[Excerpt]
** begin **

Listing checked at publish date


Highlights

What makes this racket stand out

·

18K carbon face delivers stiff, direct response — power comes from your swing, not from frame flex

·

High balance plus teardrop shape pushes the sweet spot up the face for overhead finishing

·

Re-edition of the 2021–22 AT10 Luxury Genius 18K, sold exclusively online and at Decathlon


The feel

How it's built to play, by shape, core and construction — rated low / mid / high rather than on a false 1–10 scale. Higher isn't always better; it depends on the game you want.

CONTROLPOWERFORGIVENESSARMCOMFORThighmidlow

Balance — where the weight sits

Even

Handle / low

Head / high


The spec sheet

Weight

360–375g

Shape

Teardrop

Level

Advanced

Style

Control

Balance

High

Core

HR3

Face

Carbon 18K


Our verdict

What the shape, core and construction tell us about how this racket is built to play.

The short version

The AT Luxury BLUE 18K is for the left-side player who already plays Tapia's style of game — heavy bandejas, finishing smashes, controlled aggression from the net — and wants the older, more head-heavy character at a lower price than the current AT10 line. The trade-off is honest: the 18K face plus high balance plus dense HR3 core is one of the stiffer combinations on the market, and it's not a racket to learn on or to come back to after an elbow injury. Buy it if you've used a similar setup before and miss it; don't buy it as your first step into advanced gear.

Strengths

+

Left-side attackers who finish points overhead with bandejas, viboras and smashes

+

Advanced players who already control their swing and want crisp, direct feedback from an 18K carbon face

Keep in mind

Beginners, intermediate players still building consistency, or anyone with elbow history — a stiff 18K face plus high balance is one of the higher-risk arm profiles in padel


How it's built to play

The AT Luxury BLUE 18K is a reissue of the AT10 Luxury Genius 18K that Agustín Tapia competed with in 2021 and 2022, repositioned as a web and Decathlon exclusive at a sharper price point. It keeps the formula that made that generation of Tapia's racket recognisable: teardrop head, high balance, HR3 core, and an 18K carbon face. This is the version of his game before the lighter, more aerodynamic builds — heavier in the head, less forgiving, more openly aggressive.

** end **

[Supplied information]

** begin **

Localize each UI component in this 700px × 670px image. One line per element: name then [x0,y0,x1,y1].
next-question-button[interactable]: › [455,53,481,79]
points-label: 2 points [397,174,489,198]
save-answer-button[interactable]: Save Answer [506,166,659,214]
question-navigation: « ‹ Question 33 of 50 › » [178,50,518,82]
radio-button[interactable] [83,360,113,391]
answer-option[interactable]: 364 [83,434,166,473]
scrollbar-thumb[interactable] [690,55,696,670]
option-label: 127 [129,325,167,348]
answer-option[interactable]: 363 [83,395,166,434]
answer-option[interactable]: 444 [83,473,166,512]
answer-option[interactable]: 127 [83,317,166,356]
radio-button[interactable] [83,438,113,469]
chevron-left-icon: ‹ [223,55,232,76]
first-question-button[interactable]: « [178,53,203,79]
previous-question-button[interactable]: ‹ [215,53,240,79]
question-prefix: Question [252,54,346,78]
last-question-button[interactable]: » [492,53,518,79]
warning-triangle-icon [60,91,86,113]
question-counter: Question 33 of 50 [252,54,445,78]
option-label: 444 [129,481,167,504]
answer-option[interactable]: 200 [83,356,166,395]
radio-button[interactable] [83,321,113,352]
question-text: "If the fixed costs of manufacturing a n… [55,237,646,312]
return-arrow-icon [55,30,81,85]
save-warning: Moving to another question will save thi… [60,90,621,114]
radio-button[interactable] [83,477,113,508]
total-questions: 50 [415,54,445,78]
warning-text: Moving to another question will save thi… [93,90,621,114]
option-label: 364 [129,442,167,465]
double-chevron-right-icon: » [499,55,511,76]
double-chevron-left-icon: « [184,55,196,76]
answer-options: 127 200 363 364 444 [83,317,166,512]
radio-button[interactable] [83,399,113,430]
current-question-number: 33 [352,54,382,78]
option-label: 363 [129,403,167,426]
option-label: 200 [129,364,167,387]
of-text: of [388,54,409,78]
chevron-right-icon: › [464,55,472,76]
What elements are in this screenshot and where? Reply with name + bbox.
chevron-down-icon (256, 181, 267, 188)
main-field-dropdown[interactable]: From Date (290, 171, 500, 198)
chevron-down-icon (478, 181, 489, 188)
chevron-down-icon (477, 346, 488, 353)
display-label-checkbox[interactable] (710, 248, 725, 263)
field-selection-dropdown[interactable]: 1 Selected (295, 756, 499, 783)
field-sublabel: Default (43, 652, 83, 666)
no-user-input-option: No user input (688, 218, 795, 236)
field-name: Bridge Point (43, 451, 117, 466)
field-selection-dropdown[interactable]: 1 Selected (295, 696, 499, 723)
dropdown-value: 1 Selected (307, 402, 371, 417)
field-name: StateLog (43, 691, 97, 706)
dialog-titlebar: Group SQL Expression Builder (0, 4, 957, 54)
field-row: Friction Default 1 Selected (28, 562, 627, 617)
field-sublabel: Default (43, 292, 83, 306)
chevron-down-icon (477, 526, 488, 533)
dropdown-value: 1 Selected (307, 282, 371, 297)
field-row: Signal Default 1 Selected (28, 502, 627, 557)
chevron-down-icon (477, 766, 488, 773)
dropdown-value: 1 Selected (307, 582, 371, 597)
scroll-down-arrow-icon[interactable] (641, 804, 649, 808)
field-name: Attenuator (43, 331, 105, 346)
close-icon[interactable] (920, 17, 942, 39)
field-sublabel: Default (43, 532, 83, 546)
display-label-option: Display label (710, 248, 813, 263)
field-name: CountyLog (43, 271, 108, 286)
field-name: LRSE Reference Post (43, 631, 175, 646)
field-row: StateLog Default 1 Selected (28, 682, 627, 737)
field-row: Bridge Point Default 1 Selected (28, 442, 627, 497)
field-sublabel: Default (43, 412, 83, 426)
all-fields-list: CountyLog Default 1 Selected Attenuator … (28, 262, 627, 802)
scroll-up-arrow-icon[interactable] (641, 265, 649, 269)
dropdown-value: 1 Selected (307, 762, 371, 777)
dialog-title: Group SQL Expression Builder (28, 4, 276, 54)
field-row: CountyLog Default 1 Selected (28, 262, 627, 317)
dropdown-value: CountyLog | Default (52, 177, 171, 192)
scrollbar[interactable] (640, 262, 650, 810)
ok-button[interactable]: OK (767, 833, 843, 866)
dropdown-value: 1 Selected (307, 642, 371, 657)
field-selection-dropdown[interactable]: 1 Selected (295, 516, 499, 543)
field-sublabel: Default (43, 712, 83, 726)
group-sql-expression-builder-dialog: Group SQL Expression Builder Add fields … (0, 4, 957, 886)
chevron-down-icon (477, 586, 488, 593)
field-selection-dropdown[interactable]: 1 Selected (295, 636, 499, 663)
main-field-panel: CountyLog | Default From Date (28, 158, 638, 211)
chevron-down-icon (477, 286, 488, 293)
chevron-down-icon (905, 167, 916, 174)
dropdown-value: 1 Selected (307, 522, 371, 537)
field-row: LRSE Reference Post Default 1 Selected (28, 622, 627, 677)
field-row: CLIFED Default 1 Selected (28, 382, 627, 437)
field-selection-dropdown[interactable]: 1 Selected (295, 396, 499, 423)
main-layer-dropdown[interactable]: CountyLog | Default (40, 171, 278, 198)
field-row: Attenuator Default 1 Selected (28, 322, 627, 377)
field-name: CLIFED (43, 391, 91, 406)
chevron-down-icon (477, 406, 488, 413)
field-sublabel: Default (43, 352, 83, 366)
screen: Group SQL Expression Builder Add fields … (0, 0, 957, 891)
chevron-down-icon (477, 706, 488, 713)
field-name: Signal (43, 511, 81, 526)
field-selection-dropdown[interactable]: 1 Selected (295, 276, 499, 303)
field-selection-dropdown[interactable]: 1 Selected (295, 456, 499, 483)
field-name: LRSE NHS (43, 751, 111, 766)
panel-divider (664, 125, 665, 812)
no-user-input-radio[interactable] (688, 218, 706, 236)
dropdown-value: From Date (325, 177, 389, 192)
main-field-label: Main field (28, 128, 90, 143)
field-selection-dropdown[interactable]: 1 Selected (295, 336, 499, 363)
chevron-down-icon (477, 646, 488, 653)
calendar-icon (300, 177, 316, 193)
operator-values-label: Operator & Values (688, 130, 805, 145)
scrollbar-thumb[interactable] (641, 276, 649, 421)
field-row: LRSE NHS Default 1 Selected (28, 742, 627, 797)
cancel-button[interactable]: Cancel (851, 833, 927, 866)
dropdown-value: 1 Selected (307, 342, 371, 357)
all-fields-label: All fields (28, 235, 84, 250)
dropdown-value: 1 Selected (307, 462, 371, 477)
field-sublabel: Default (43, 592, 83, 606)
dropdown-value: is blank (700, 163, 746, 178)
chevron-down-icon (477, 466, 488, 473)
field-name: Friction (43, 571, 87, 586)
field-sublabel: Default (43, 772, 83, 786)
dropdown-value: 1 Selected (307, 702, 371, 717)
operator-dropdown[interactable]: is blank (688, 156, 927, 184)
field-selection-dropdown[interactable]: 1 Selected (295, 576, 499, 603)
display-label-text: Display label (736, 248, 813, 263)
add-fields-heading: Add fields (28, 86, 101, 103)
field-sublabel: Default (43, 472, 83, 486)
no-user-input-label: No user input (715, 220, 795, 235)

** end **

[Problems to work on]
**A)** Please copy the listing word for word, from its first line through the line that contains "warning-triangle-icon [60,91,86,113]", inclusive.
**B)** Pick up the padel racket review from its last line and keep writing.

[Solved tasks]
**A)**
Localize each UI component in this 700px × 670px image. One line per element: name then [x0,y0,x1,y1].
next-question-button[interactable]: › [455,53,481,79]
points-label: 2 points [397,174,489,198]
save-answer-button[interactable]: Save Answer [506,166,659,214]
question-navigation: « ‹ Question 33 of 50 › » [178,50,518,82]
radio-button[interactable] [83,360,113,391]
answer-option[interactable]: 364 [83,434,166,473]
scrollbar-thumb[interactable] [690,55,696,670]
option-label: 127 [129,325,167,348]
answer-option[interactable]: 363 [83,395,166,434]
answer-option[interactable]: 444 [83,473,166,512]
answer-option[interactable]: 127 [83,317,166,356]
radio-button[interactable] [83,438,113,469]
chevron-left-icon: ‹ [223,55,232,76]
first-question-button[interactable]: « [178,53,203,79]
previous-question-button[interactable]: ‹ [215,53,240,79]
question-prefix: Question [252,54,346,78]
last-question-button[interactable]: » [492,53,518,79]
warning-triangle-icon [60,91,86,113]

**B)**
The HR3 rubber is a high-density EVA with strong memory effect, so the ball doesn't sit on the face for long — it rebounds quickly, which is what gives this racket its punchy exit on smashes. Paired with the 18K carbon face — the finest-thread weave NOX uses — the response is firm and direct: there's almost no flex to lean on, so power has to come from your own technique. The Dynamic Composit Structure extends extra composite material four centimetres into the face from the frame, which reduces the hardness gap at the frame edge and limits the risk of cutting the foam on hits near the perimeter — useful on a head-heavy teardrop where mishits drift toward the frame more often than you'd like.

The AVS system sits at the frame-face junction to absorb some of the vibration from off-centre contact, and Smartstrap® lets you swap the safety cord without touching the bottom cap or voiding the warranty. Both are sensible additions on a stiff racket, but neither turns an 18K carbon face into something arm-friendly — they soften the edges, not the core character.

On overheads this racket does what the spec sheet promises. The high balance loads the head through the swing, and the stiff 18K face transfers that momentum straight into the ball — smashes carry depth and bandejas land heavy. The teardrop sweet spot sits noticeably above centre, which rewards players who already strike the ball there habitually; if you tend to hit lower on the face for safety, you'll feel the power drop off and the vibration climb.

From the back of the court it's less generous. The HR3 core is dense and fast-rebounding rather than absorbent, so slow defensive lobs don't get much help from the racket — you have to swing through them. Volleys are crisp when centred and uncomfortable when not. This is a racket that tells you exactly where you hit the ball, which is what advanced players want and what everyone else struggles with.


FAQ

The BLUE 18K is based on Tapia's 2021–22 AT10 Luxury Genius 18K, so it reflects an earlier, more head-heavy version of his setup. The 2026 AT10 Luxury Genius 18K adds newer construction details and the Aluminized 18K treatment for more consistent stiffness across temperatures, at roughly double the price. If you want Tapia's current spec, go to the 2026 line; if you want the older, heavier-feeling Genius character at a lower price, the BLUE 18K is the one.

If you're an intermediate player still working on consistency, a teardrop with a fiberglass or hybrid face will give you more forgiveness on off-centre hits and a softer feel on the arm. The BLUE 18K's 18K carbon face is stiffer and more demanding — it rewards clean contact and punishes mishits with vibration. Choose this racket only if you already strike cleanly and want the direct feedback of a full carbon face.

It's a higher-risk profile for elbow sensitivity: high balance, stiff 18K carbon face, dense HR3 core. The AVS system absorbs some vibration from off-centre hits, but it doesn't change the underlying stiffness. If you've had lateral epicondylitis or are returning from one, a round shape with a fiberglass face and lower balance is a safer choice.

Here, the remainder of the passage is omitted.